**WHAT YOU SHOULD DO**.
Return every one of the entries below verbatim, omitting the pictures.

Entries from a dataset

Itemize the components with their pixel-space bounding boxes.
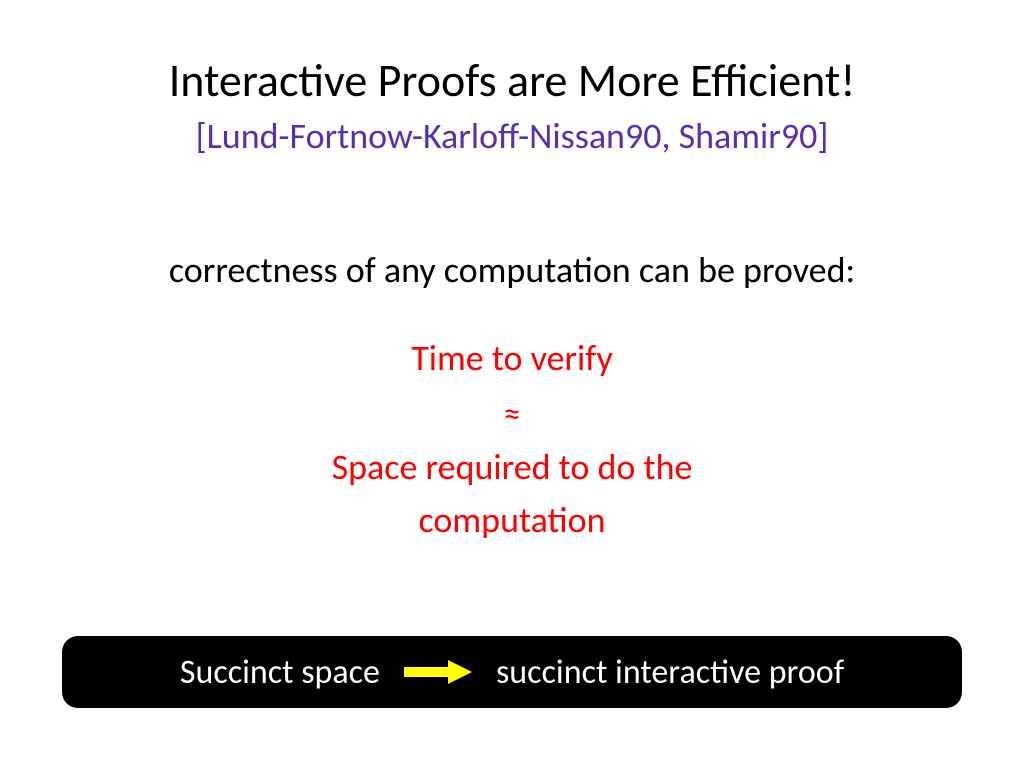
slide-body: correctness of any computation can be pr…	[30, 248, 994, 546]
approx-symbol: ≈	[30, 390, 994, 439]
highlight-top: Time to verify	[30, 332, 994, 384]
highlight-bottom-1: Space required to do the	[30, 441, 994, 493]
slide-subtitle: [Lund-Fortnow-Karloff-Nissan90, Shamir90…	[30, 114, 994, 158]
arrow-right-icon	[404, 660, 472, 684]
highlight-bottom-2: computation	[30, 494, 994, 546]
footer-right: succinct interactive proof	[496, 652, 844, 693]
body-line: correctness of any computation can be pr…	[30, 248, 994, 292]
footer-box: Succinct space succinct interactive proo…	[62, 636, 962, 708]
highlight-block: Time to verify ≈ Space required to do th…	[30, 332, 994, 546]
slide-title: Interactive Proofs are More Efficient!	[30, 55, 994, 108]
footer-left: Succinct space	[180, 652, 380, 693]
slide: Interactive Proofs are More Efficient! […	[0, 0, 1024, 768]
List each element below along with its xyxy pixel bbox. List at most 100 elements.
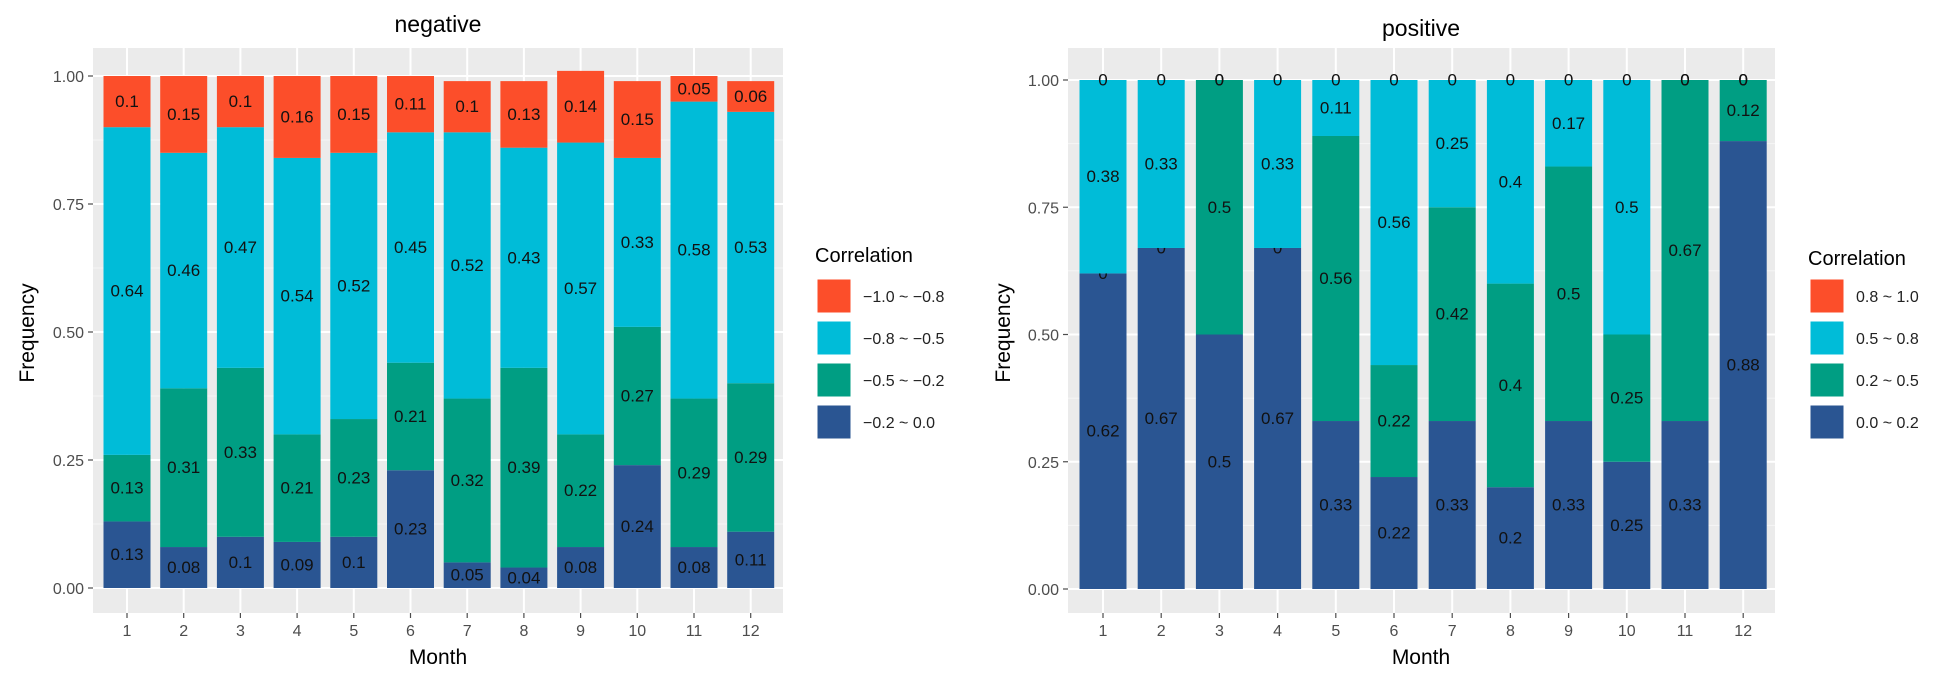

**THE SOLUTION**.
Itemize the components with their pixel-space bounding boxes.
slide-body: correctness of any computation can be pr…	[30, 248, 994, 546]
approx-symbol: ≈	[30, 390, 994, 439]
highlight-top: Time to verify	[30, 332, 994, 384]
highlight-bottom-1: Space required to do the	[30, 441, 994, 493]
slide-subtitle: [Lund-Fortnow-Karloff-Nissan90, Shamir90…	[30, 114, 994, 158]
arrow-right-icon	[404, 660, 472, 684]
highlight-bottom-2: computation	[30, 494, 994, 546]
footer-right: succinct interactive proof	[496, 652, 844, 693]
body-line: correctness of any computation can be pr…	[30, 248, 994, 292]
footer-box: Succinct space succinct interactive proo…	[62, 636, 962, 708]
highlight-block: Time to verify ≈ Space required to do th…	[30, 332, 994, 546]
slide-title: Interactive Proofs are More Efficient!	[30, 55, 994, 108]
footer-left: Succinct space	[180, 652, 380, 693]
slide: Interactive Proofs are More Efficient! […	[0, 0, 1024, 768]
List each element below along with its xyxy pixel bbox. List at most 100 elements.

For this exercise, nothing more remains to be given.